Task goal
Would you set down every entry shown below, precisely as written?

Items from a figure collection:
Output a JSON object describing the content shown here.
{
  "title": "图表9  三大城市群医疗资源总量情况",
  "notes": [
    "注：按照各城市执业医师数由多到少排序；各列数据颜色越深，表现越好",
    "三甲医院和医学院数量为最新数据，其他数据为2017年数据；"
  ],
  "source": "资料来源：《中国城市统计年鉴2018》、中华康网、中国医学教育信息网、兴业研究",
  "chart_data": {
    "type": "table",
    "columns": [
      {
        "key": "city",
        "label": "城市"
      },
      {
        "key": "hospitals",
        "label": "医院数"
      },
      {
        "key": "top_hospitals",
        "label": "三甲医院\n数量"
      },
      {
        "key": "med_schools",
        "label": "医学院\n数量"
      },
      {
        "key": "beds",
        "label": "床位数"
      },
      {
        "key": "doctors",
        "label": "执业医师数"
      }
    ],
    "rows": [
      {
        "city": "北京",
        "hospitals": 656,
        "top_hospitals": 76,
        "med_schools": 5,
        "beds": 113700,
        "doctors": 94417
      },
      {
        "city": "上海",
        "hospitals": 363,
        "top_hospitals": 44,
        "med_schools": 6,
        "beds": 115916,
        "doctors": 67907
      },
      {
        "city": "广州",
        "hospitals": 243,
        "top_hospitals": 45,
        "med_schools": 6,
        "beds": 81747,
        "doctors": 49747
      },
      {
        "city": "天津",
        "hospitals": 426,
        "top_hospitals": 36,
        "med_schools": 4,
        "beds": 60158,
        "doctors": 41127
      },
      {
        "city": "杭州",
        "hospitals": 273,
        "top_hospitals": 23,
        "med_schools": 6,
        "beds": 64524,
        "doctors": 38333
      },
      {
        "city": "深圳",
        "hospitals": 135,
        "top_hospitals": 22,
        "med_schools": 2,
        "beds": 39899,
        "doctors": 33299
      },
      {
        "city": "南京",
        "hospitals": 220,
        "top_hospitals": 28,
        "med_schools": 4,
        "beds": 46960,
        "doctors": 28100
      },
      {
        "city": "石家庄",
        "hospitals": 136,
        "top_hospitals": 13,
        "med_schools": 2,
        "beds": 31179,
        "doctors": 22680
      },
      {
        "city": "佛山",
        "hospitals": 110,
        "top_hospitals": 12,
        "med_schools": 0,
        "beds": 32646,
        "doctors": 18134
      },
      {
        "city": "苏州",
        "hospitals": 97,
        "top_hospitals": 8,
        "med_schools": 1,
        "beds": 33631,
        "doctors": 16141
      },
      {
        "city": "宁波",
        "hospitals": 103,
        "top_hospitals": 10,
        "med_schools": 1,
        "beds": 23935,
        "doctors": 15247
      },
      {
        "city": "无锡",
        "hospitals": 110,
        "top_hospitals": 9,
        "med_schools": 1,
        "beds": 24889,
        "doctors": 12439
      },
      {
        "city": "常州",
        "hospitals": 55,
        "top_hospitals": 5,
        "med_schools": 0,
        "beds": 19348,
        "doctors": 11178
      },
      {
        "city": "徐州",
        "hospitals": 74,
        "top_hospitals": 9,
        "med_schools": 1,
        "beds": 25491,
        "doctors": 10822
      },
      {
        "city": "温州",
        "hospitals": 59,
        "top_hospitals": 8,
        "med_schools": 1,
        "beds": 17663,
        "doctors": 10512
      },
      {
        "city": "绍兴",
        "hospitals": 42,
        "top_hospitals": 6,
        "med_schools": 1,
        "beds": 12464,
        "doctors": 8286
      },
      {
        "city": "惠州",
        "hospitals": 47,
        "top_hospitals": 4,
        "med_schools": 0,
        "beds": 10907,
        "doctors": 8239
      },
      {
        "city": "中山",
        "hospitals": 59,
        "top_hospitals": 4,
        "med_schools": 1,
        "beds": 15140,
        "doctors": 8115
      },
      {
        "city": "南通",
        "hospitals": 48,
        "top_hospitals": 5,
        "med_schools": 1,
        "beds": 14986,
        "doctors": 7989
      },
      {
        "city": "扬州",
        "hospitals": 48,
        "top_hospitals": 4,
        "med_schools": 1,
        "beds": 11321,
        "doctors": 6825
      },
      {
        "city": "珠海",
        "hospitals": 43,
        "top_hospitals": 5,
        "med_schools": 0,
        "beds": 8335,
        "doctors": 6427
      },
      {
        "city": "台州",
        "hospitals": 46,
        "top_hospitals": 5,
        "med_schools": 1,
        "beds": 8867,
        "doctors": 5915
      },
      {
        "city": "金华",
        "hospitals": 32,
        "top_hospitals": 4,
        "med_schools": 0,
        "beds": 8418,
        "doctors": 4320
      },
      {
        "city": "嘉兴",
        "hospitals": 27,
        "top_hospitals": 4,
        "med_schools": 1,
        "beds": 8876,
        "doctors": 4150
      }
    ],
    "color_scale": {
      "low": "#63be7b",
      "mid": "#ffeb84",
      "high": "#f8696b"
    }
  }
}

Exercise output
Output a JSON object describing the content shown here.
{
  "title": "图表9  三大城市群医疗资源总量情况",
  "notes": [
    "注：按照各城市执业医师数由多到少排序；各列数据颜色越深，表现越好",
    "三甲医院和医学院数量为最新数据，其他数据为2017年数据；"
  ],
  "source": "资料来源：《中国城市统计年鉴2018》、中华康网、中国医学教育信息网、兴业研究",
  "chart_data": {
    "type": "table",
    "columns": [
      {
        "key": "city",
        "label": "城市"
      },
      {
        "key": "hospitals",
        "label": "医院数"
      },
      {
        "key": "top_hospitals",
        "label": "三甲医院\n数量"
      },
      {
        "key": "med_schools",
        "label": "医学院\n数量"
      },
      {
        "key": "beds",
        "label": "床位数"
      },
      {
        "key": "doctors",
        "label": "执业医师数"
      }
    ],
    "rows": [
      {
        "city": "北京",
        "hospitals": 656,
        "top_hospitals": 76,
        "med_schools": 5,
        "beds": 113700,
        "doctors": 94417
      },
      {
        "city": "上海",
        "hospitals": 363,
        "top_hospitals": 44,
        "med_schools": 6,
        "beds": 115916,
        "doctors": 67907
      },
      {
        "city": "广州",
        "hospitals": 243,
        "top_hospitals": 45,
        "med_schools": 6,
        "beds": 81747,
        "doctors": 49747
      },
      {
        "city": "天津",
        "hospitals": 426,
        "top_hospitals": 36,
        "med_schools": 4,
        "beds": 60158,
        "doctors": 41127
      },
      {
        "city": "杭州",
        "hospitals": 273,
        "top_hospitals": 23,
        "med_schools": 6,
        "beds": 64524,
        "doctors": 38333
      },
      {
        "city": "深圳",
        "hospitals": 135,
        "top_hospitals": 22,
        "med_schools": 2,
        "beds": 39899,
        "doctors": 33299
      },
      {
        "city": "南京",
        "hospitals": 220,
        "top_hospitals": 28,
        "med_schools": 4,
        "beds": 46960,
        "doctors": 28100
      },
      {
        "city": "石家庄",
        "hospitals": 136,
        "top_hospitals": 13,
        "med_schools": 2,
        "beds": 31179,
        "doctors": 22680
      },
      {
        "city": "佛山",
        "hospitals": 110,
        "top_hospitals": 12,
        "med_schools": 0,
        "beds": 32646,
        "doctors": 18134
      },
      {
        "city": "苏州",
        "hospitals": 97,
        "top_hospitals": 8,
        "med_schools": 1,
        "beds": 33631,
        "doctors": 16141
      },
      {
        "city": "宁波",
        "hospitals": 103,
        "top_hospitals": 10,
        "med_schools": 1,
        "beds": 23935,
        "doctors": 15247
      },
      {
        "city": "无锡",
        "hospitals": 110,
        "top_hospitals": 9,
        "med_schools": 1,
        "beds": 24889,
        "doctors": 12439
      },
      {
        "city": "常州",
        "hospitals": 55,
        "top_hospitals": 5,
        "med_schools": 0,
        "beds": 19348,
        "doctors": 11178
      },
      {
        "city": "徐州",
        "hospitals": 74,
        "top_hospitals": 9,
        "med_schools": 1,
        "beds": 25491,
        "doctors": 10822
      },
      {
        "city": "温州",
        "hospitals": 59,
        "top_hospitals": 8,
        "med_schools": 1,
        "beds": 17663,
        "doctors": 10512
      },
      {
        "city": "绍兴",
        "hospitals": 42,
        "top_hospitals": 6,
        "med_schools": 1,
        "beds": 12464,
        "doctors": 8286
      },
      {
        "city": "惠州",
        "hospitals": 47,
        "top_hospitals": 4,
        "med_schools": 0,
        "beds": 10907,
        "doctors": 8239
      },
      {
        "city": "中山",
        "hospitals": 59,
        "top_hospitals": 4,
        "med_schools": 1,
        "beds": 15140,
        "doctors": 8115
      },
      {
        "city": "南通",
        "hospitals": 48,
        "top_hospitals": 5,
        "med_schools": 1,
        "beds": 14986,
        "doctors": 7989
      },
      {
        "city": "扬州",
        "hospitals": 48,
        "top_hospitals": 4,
        "med_schools": 1,
        "beds": 11321,
        "doctors": 6825
      },
      {
        "city": "珠海",
        "hospitals": 43,
        "top_hospitals": 5,
        "med_schools": 0,
        "beds": 8335,
        "doctors": 6427
      },
      {
        "city": "台州",
        "hospitals": 46,
        "top_hospitals": 5,
        "med_schools": 1,
        "beds": 8867,
        "doctors": 5915
      },
      {
        "city": "金华",
        "hospitals": 32,
        "top_hospitals": 4,
        "med_schools": 0,
        "beds": 8418,
        "doctors": 4320
      },
      {
        "city": "嘉兴",
        "hospitals": 27,
        "top_hospitals": 4,
        "med_schools": 1,
        "beds": 8876,
        "doctors": 4150
      }
    ],
    "color_scale": {
      "low": "#63be7b",
      "mid": "#ffeb84",
      "high": "#f8696b"
    }
  }
}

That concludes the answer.